*EXERCISE AIM*.
Will you output all of the data below exactly, omitting the images?

──────── RAW DATA

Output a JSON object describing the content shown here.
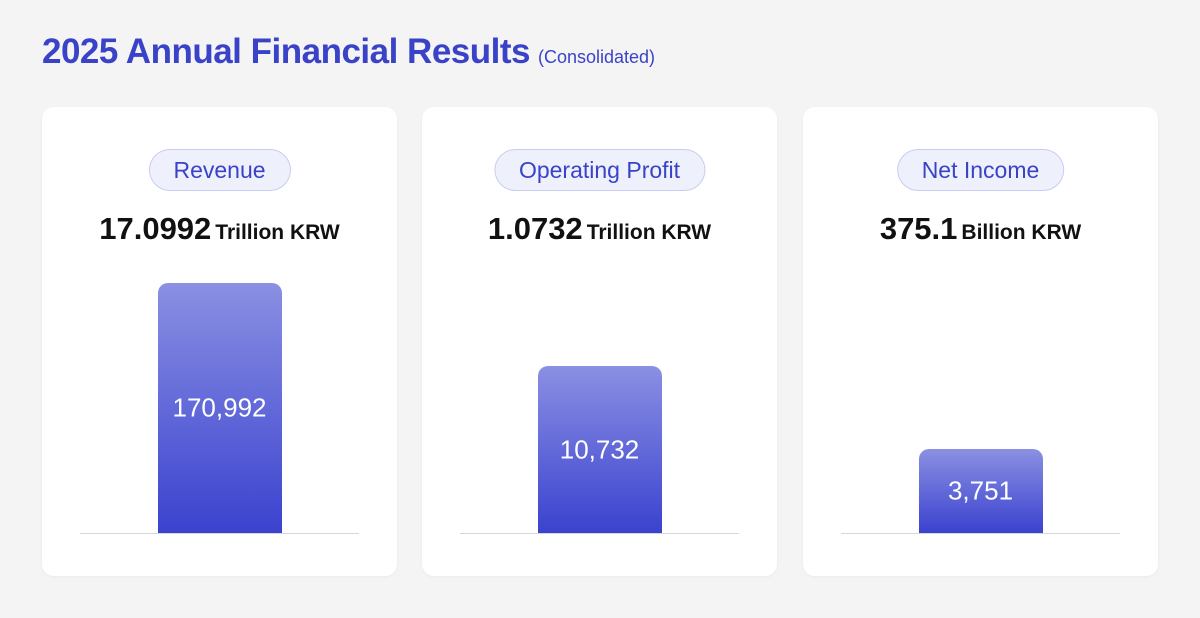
{
  "header": {
    "title": "2025 Annual Financial Results",
    "subtitle": "(Consolidated)"
  },
  "colors": {
    "accent": "#3a43c8",
    "bar_top": "#8a90e2",
    "bar_bottom": "#3b42cf"
  },
  "chart_data": {
    "type": "bar",
    "title": "2025 Annual Financial Results (Consolidated)",
    "categories": [
      "Revenue",
      "Operating Profit",
      "Net Income"
    ],
    "values": [
      170992,
      10732,
      3751
    ],
    "value_labels": [
      "170,992",
      "10,732",
      "3,751"
    ],
    "headline_values": [
      "17.0992",
      "1.0732",
      "375.1"
    ],
    "headline_units": [
      "Trillion KRW",
      "Trillion KRW",
      "Billion KRW"
    ],
    "grid": false,
    "legend": "none"
  }
}
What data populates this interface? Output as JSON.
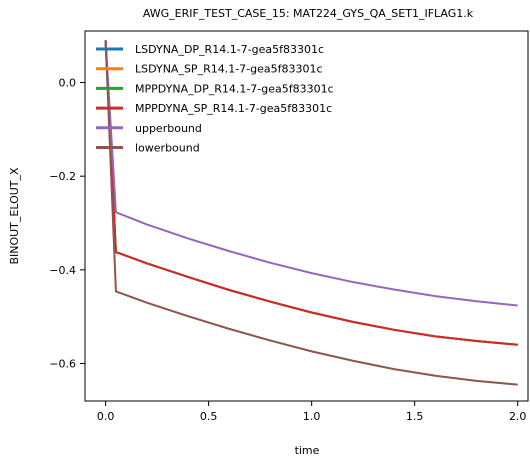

────────────────

*RESULT*.
Output a JSON object describing the content shown here.
{
  "header": {
    "title": "2025 Annual Financial Results",
    "subtitle": "(Consolidated)"
  },
  "colors": {
    "accent": "#3a43c8",
    "bar_top": "#8a90e2",
    "bar_bottom": "#3b42cf"
  },
  "chart_data": {
    "type": "bar",
    "title": "2025 Annual Financial Results (Consolidated)",
    "categories": [
      "Revenue",
      "Operating Profit",
      "Net Income"
    ],
    "values": [
      170992,
      10732,
      3751
    ],
    "value_labels": [
      "170,992",
      "10,732",
      "3,751"
    ],
    "headline_values": [
      "17.0992",
      "1.0732",
      "375.1"
    ],
    "headline_units": [
      "Trillion KRW",
      "Trillion KRW",
      "Billion KRW"
    ],
    "grid": false,
    "legend": "none"
  }
}
What data populates this interface? Output as JSON.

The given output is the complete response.